**Job**
Transcribe the records below exactly as they appear, omitting any pictures.

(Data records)
----------

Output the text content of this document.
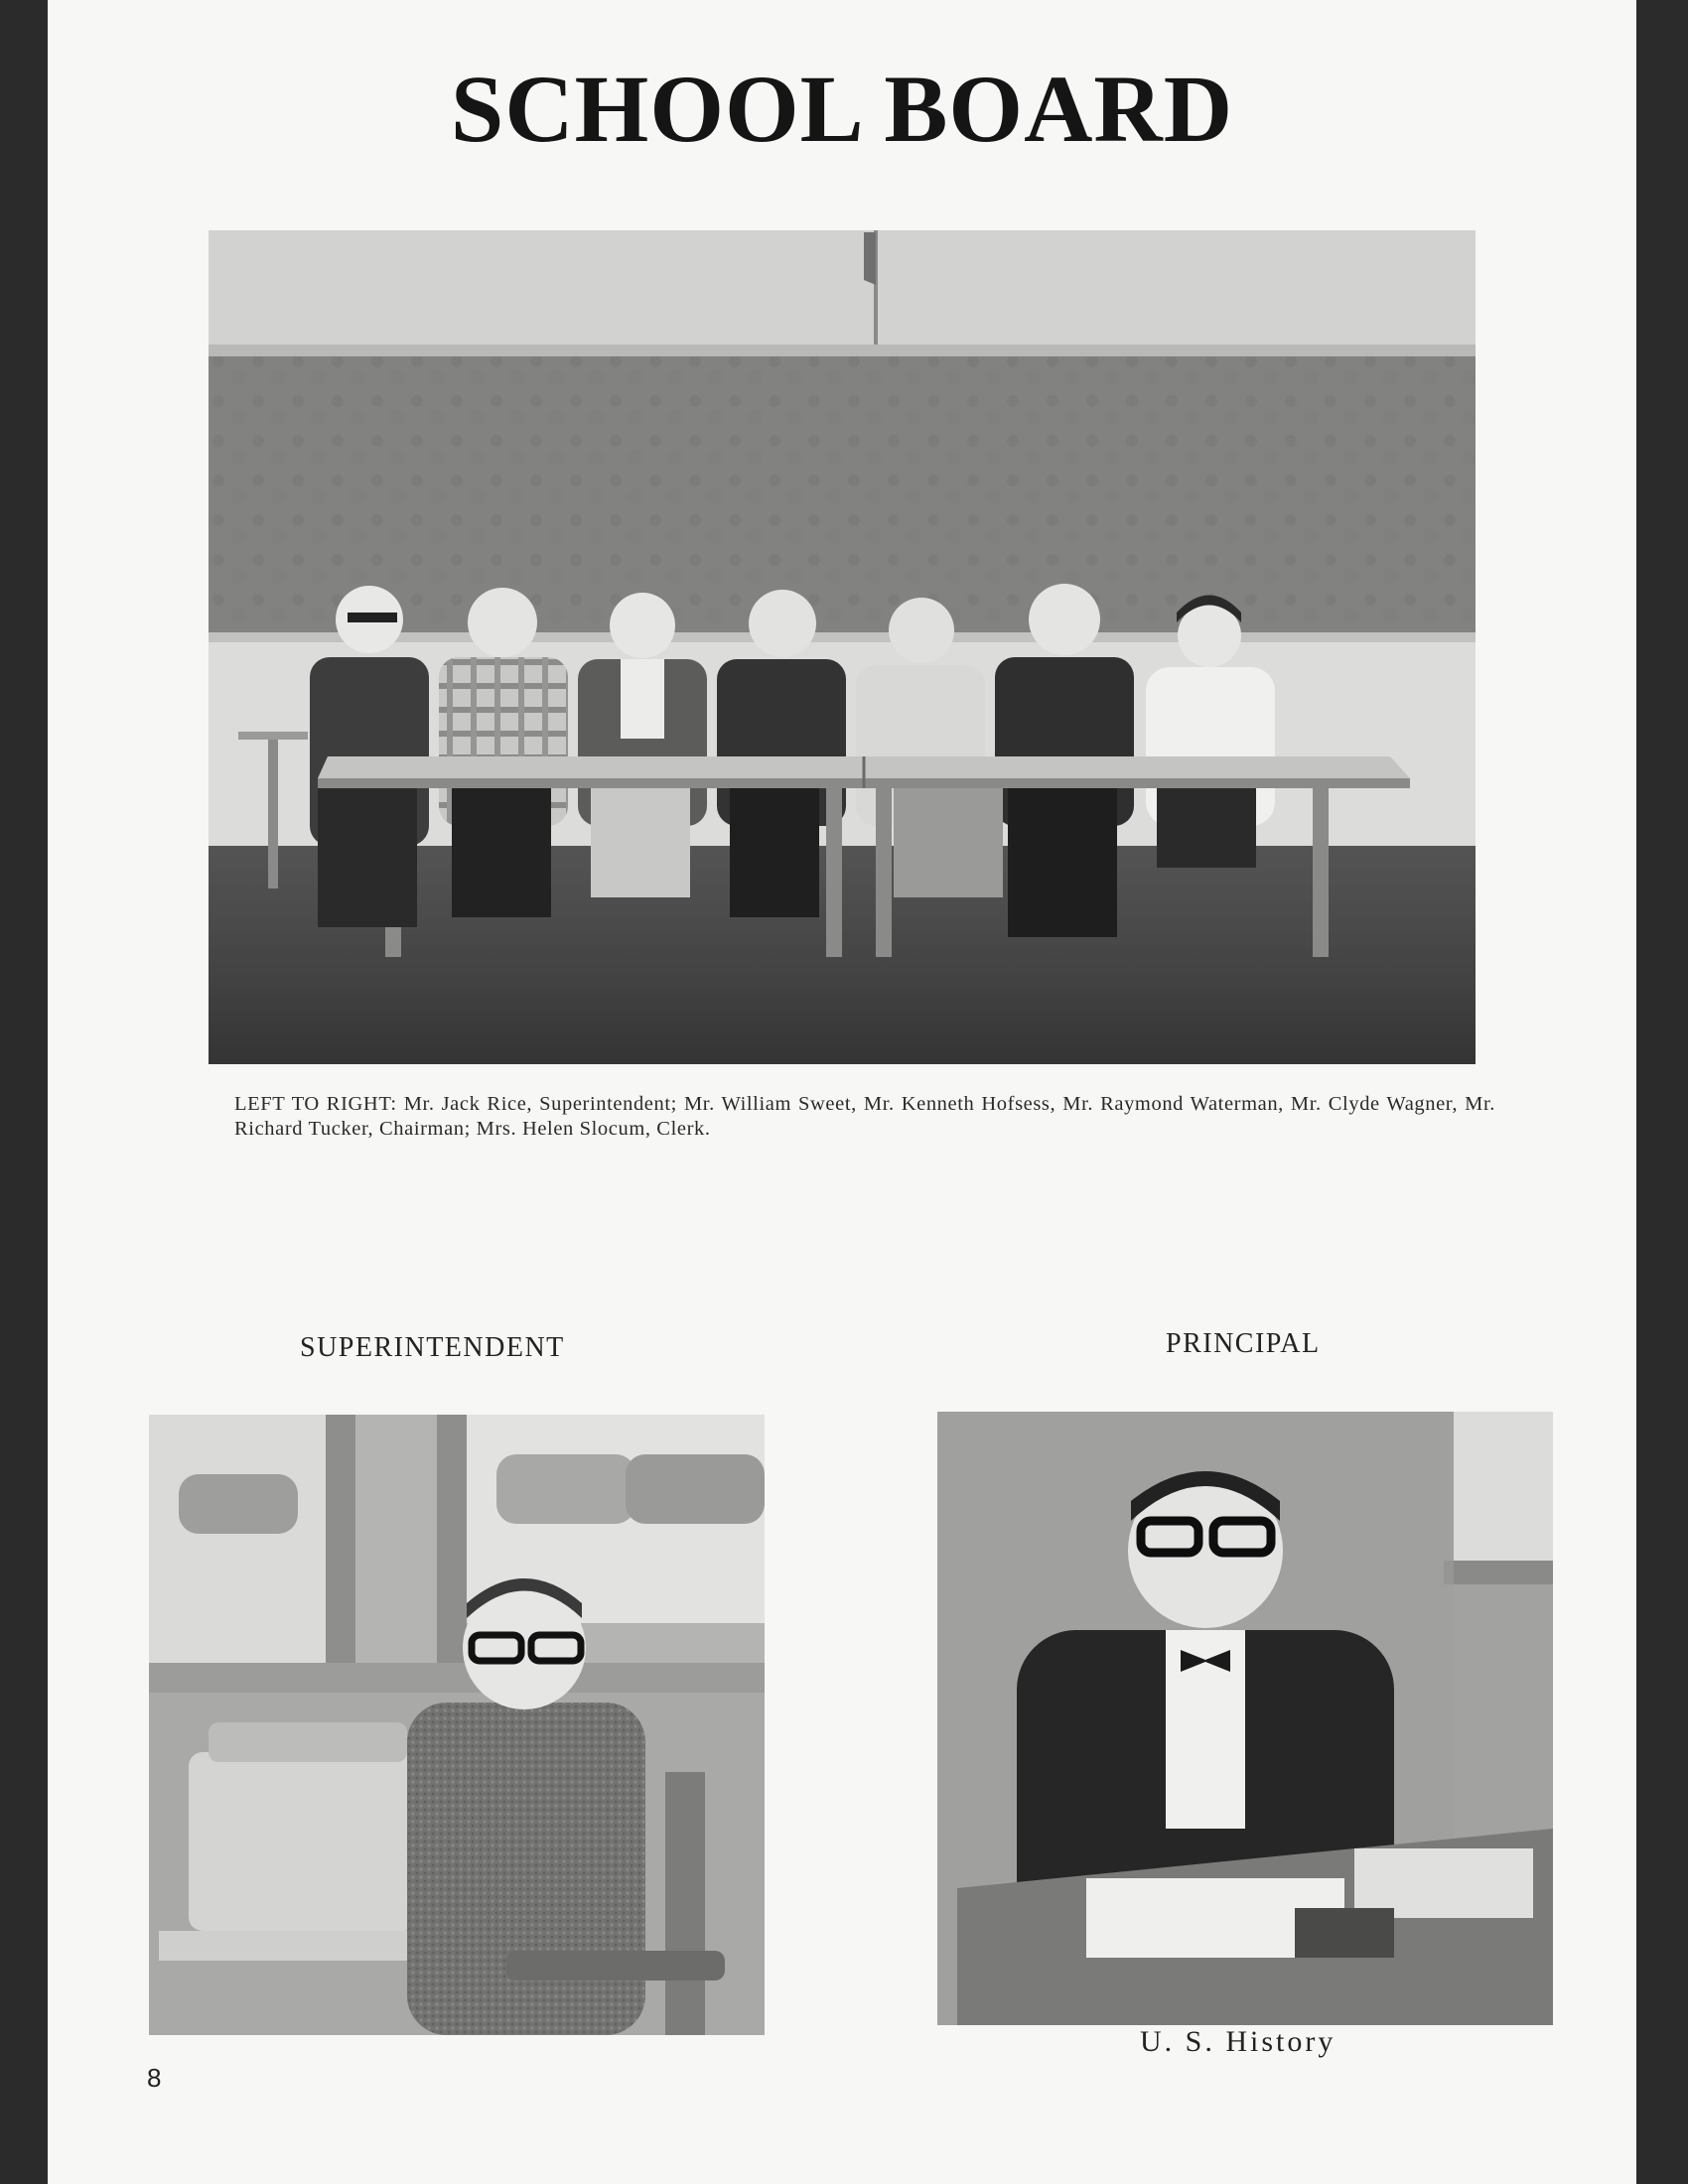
SCHOOL BOARD
LEFT TO RIGHT: Mr. Jack Rice, Superintendent; Mr. William Sweet, Mr. Kenneth Hofsess, Mr. Raymond Waterman, Mr. Clyde Wagner, Mr. Richard Tucker, Chairman; Mrs. Helen Slocum, Clerk.
SUPERINTENDENT	PRINCIPAL
U. S. History
8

----------

**Result of the exercise**
Output the text content of this document.
SCHOOL BOARD
LEFT TO RIGHT: Mr. Jack Rice, Superintendent; Mr. William Sweet, Mr. Kenneth Hofsess, Mr. Raymond Waterman, Mr. Clyde Wagner, Mr. Richard Tucker, Chairman; Mrs. Helen Slocum, Clerk.
SUPERINTENDENT	PRINCIPAL
U. S. History
8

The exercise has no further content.